### OBJECTIVE
Quote the listing in full, exactly as given, minus any pictures.

(Entries from a visual dataset)
=======

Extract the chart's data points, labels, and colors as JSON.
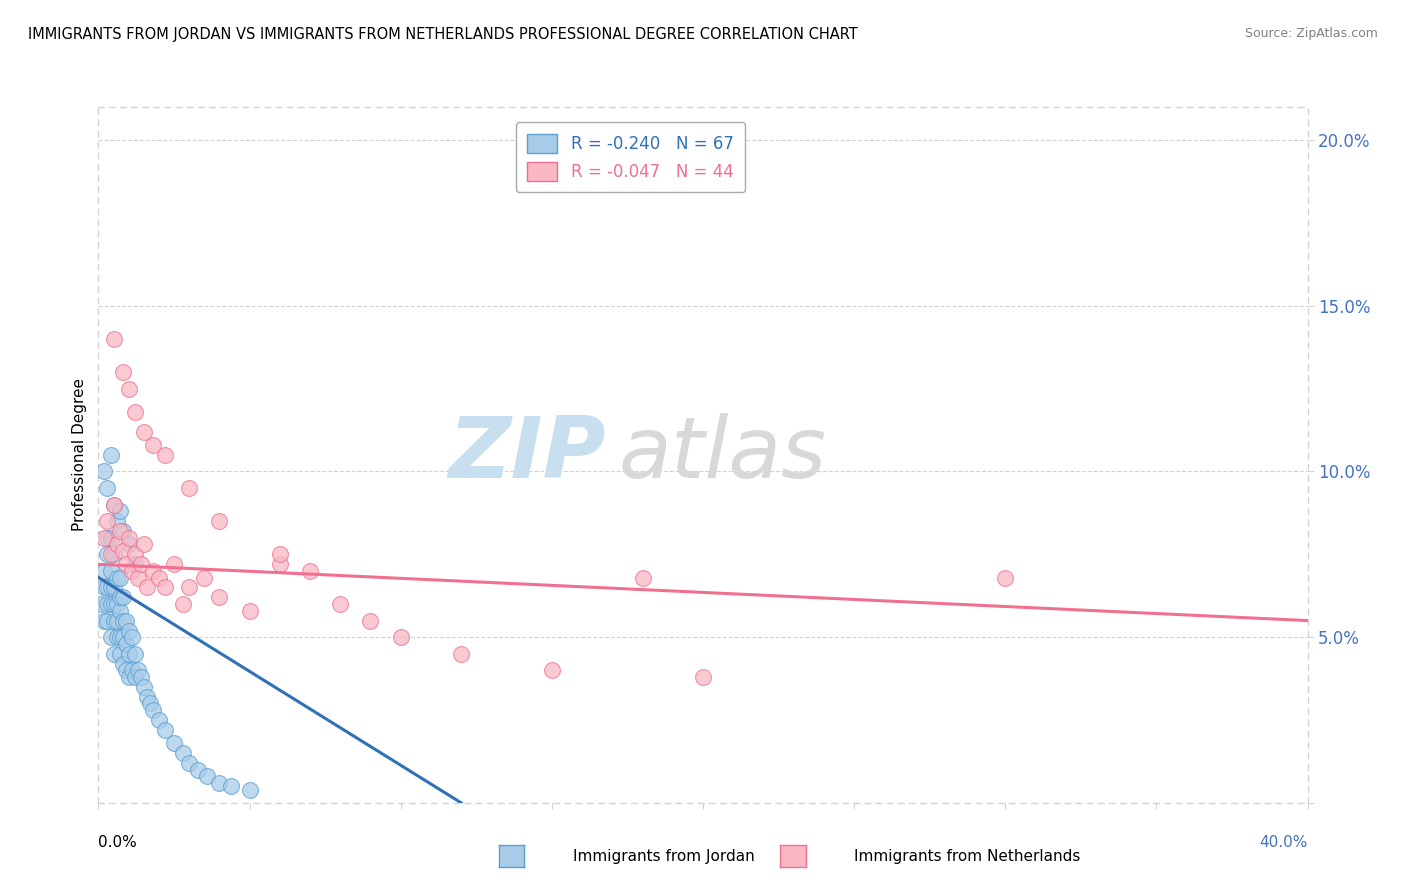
{
  "title": "IMMIGRANTS FROM JORDAN VS IMMIGRANTS FROM NETHERLANDS PROFESSIONAL DEGREE CORRELATION CHART",
  "source": "Source: ZipAtlas.com",
  "ylabel": "Professional Degree",
  "xlim": [
    0.0,
    0.4
  ],
  "ylim": [
    0.0,
    0.21
  ],
  "legend1_label": "R = -0.240   N = 67",
  "legend2_label": "R = -0.047   N = 44",
  "jordan_color": "#a8cce8",
  "jordan_edge_color": "#5a9fd4",
  "netherlands_color": "#f9b8c4",
  "netherlands_edge_color": "#f07090",
  "jordan_line_color": "#3070b8",
  "netherlands_line_color": "#f07090",
  "watermark_zip_color": "#c8dff0",
  "watermark_atlas_color": "#d8d8d8",
  "jordan_x": [
    0.001,
    0.002,
    0.002,
    0.002,
    0.003,
    0.003,
    0.003,
    0.003,
    0.003,
    0.004,
    0.004,
    0.004,
    0.004,
    0.004,
    0.005,
    0.005,
    0.005,
    0.005,
    0.005,
    0.006,
    0.006,
    0.006,
    0.006,
    0.007,
    0.007,
    0.007,
    0.007,
    0.007,
    0.008,
    0.008,
    0.008,
    0.008,
    0.009,
    0.009,
    0.009,
    0.01,
    0.01,
    0.01,
    0.011,
    0.011,
    0.012,
    0.012,
    0.013,
    0.014,
    0.015,
    0.016,
    0.017,
    0.018,
    0.02,
    0.022,
    0.025,
    0.028,
    0.03,
    0.033,
    0.036,
    0.04,
    0.044,
    0.05,
    0.002,
    0.003,
    0.004,
    0.005,
    0.006,
    0.007,
    0.008,
    0.01,
    0.012
  ],
  "jordan_y": [
    0.06,
    0.055,
    0.065,
    0.07,
    0.055,
    0.06,
    0.065,
    0.075,
    0.08,
    0.05,
    0.06,
    0.065,
    0.07,
    0.08,
    0.045,
    0.055,
    0.06,
    0.065,
    0.075,
    0.05,
    0.055,
    0.06,
    0.068,
    0.045,
    0.05,
    0.058,
    0.062,
    0.068,
    0.042,
    0.05,
    0.055,
    0.062,
    0.04,
    0.048,
    0.055,
    0.038,
    0.045,
    0.052,
    0.04,
    0.05,
    0.038,
    0.045,
    0.04,
    0.038,
    0.035,
    0.032,
    0.03,
    0.028,
    0.025,
    0.022,
    0.018,
    0.015,
    0.012,
    0.01,
    0.008,
    0.006,
    0.005,
    0.004,
    0.1,
    0.095,
    0.105,
    0.09,
    0.085,
    0.088,
    0.082,
    0.078,
    0.072
  ],
  "netherlands_x": [
    0.002,
    0.003,
    0.004,
    0.005,
    0.006,
    0.007,
    0.008,
    0.009,
    0.01,
    0.011,
    0.012,
    0.013,
    0.014,
    0.015,
    0.016,
    0.018,
    0.02,
    0.022,
    0.025,
    0.028,
    0.03,
    0.035,
    0.04,
    0.05,
    0.06,
    0.07,
    0.08,
    0.09,
    0.1,
    0.12,
    0.15,
    0.2,
    0.005,
    0.008,
    0.01,
    0.012,
    0.015,
    0.018,
    0.022,
    0.03,
    0.04,
    0.06,
    0.3,
    0.18
  ],
  "netherlands_y": [
    0.08,
    0.085,
    0.075,
    0.09,
    0.078,
    0.082,
    0.076,
    0.072,
    0.08,
    0.07,
    0.075,
    0.068,
    0.072,
    0.078,
    0.065,
    0.07,
    0.068,
    0.065,
    0.072,
    0.06,
    0.065,
    0.068,
    0.062,
    0.058,
    0.072,
    0.07,
    0.06,
    0.055,
    0.05,
    0.045,
    0.04,
    0.038,
    0.14,
    0.13,
    0.125,
    0.118,
    0.112,
    0.108,
    0.105,
    0.095,
    0.085,
    0.075,
    0.068,
    0.068
  ],
  "jordan_trend_x": [
    0.0,
    0.12
  ],
  "jordan_trend_y": [
    0.068,
    0.0
  ],
  "netherlands_trend_x": [
    0.0,
    0.4
  ],
  "netherlands_trend_y": [
    0.072,
    0.055
  ]
}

=======

### ANSWER FOR THIS EXERCISE
Extract the chart's data points, labels, and colors as JSON.
{
  "title": "IMMIGRANTS FROM JORDAN VS IMMIGRANTS FROM NETHERLANDS PROFESSIONAL DEGREE CORRELATION CHART",
  "source": "Source: ZipAtlas.com",
  "ylabel": "Professional Degree",
  "xlim": [
    0.0,
    0.4
  ],
  "ylim": [
    0.0,
    0.21
  ],
  "legend1_label": "R = -0.240   N = 67",
  "legend2_label": "R = -0.047   N = 44",
  "jordan_color": "#a8cce8",
  "jordan_edge_color": "#5a9fd4",
  "netherlands_color": "#f9b8c4",
  "netherlands_edge_color": "#f07090",
  "jordan_line_color": "#3070b8",
  "netherlands_line_color": "#f07090",
  "watermark_zip_color": "#c8dff0",
  "watermark_atlas_color": "#d8d8d8",
  "jordan_x": [
    0.001,
    0.002,
    0.002,
    0.002,
    0.003,
    0.003,
    0.003,
    0.003,
    0.003,
    0.004,
    0.004,
    0.004,
    0.004,
    0.004,
    0.005,
    0.005,
    0.005,
    0.005,
    0.005,
    0.006,
    0.006,
    0.006,
    0.006,
    0.007,
    0.007,
    0.007,
    0.007,
    0.007,
    0.008,
    0.008,
    0.008,
    0.008,
    0.009,
    0.009,
    0.009,
    0.01,
    0.01,
    0.01,
    0.011,
    0.011,
    0.012,
    0.012,
    0.013,
    0.014,
    0.015,
    0.016,
    0.017,
    0.018,
    0.02,
    0.022,
    0.025,
    0.028,
    0.03,
    0.033,
    0.036,
    0.04,
    0.044,
    0.05,
    0.002,
    0.003,
    0.004,
    0.005,
    0.006,
    0.007,
    0.008,
    0.01,
    0.012
  ],
  "jordan_y": [
    0.06,
    0.055,
    0.065,
    0.07,
    0.055,
    0.06,
    0.065,
    0.075,
    0.08,
    0.05,
    0.06,
    0.065,
    0.07,
    0.08,
    0.045,
    0.055,
    0.06,
    0.065,
    0.075,
    0.05,
    0.055,
    0.06,
    0.068,
    0.045,
    0.05,
    0.058,
    0.062,
    0.068,
    0.042,
    0.05,
    0.055,
    0.062,
    0.04,
    0.048,
    0.055,
    0.038,
    0.045,
    0.052,
    0.04,
    0.05,
    0.038,
    0.045,
    0.04,
    0.038,
    0.035,
    0.032,
    0.03,
    0.028,
    0.025,
    0.022,
    0.018,
    0.015,
    0.012,
    0.01,
    0.008,
    0.006,
    0.005,
    0.004,
    0.1,
    0.095,
    0.105,
    0.09,
    0.085,
    0.088,
    0.082,
    0.078,
    0.072
  ],
  "netherlands_x": [
    0.002,
    0.003,
    0.004,
    0.005,
    0.006,
    0.007,
    0.008,
    0.009,
    0.01,
    0.011,
    0.012,
    0.013,
    0.014,
    0.015,
    0.016,
    0.018,
    0.02,
    0.022,
    0.025,
    0.028,
    0.03,
    0.035,
    0.04,
    0.05,
    0.06,
    0.07,
    0.08,
    0.09,
    0.1,
    0.12,
    0.15,
    0.2,
    0.005,
    0.008,
    0.01,
    0.012,
    0.015,
    0.018,
    0.022,
    0.03,
    0.04,
    0.06,
    0.3,
    0.18
  ],
  "netherlands_y": [
    0.08,
    0.085,
    0.075,
    0.09,
    0.078,
    0.082,
    0.076,
    0.072,
    0.08,
    0.07,
    0.075,
    0.068,
    0.072,
    0.078,
    0.065,
    0.07,
    0.068,
    0.065,
    0.072,
    0.06,
    0.065,
    0.068,
    0.062,
    0.058,
    0.072,
    0.07,
    0.06,
    0.055,
    0.05,
    0.045,
    0.04,
    0.038,
    0.14,
    0.13,
    0.125,
    0.118,
    0.112,
    0.108,
    0.105,
    0.095,
    0.085,
    0.075,
    0.068,
    0.068
  ],
  "jordan_trend_x": [
    0.0,
    0.12
  ],
  "jordan_trend_y": [
    0.068,
    0.0
  ],
  "netherlands_trend_x": [
    0.0,
    0.4
  ],
  "netherlands_trend_y": [
    0.072,
    0.055
  ]
}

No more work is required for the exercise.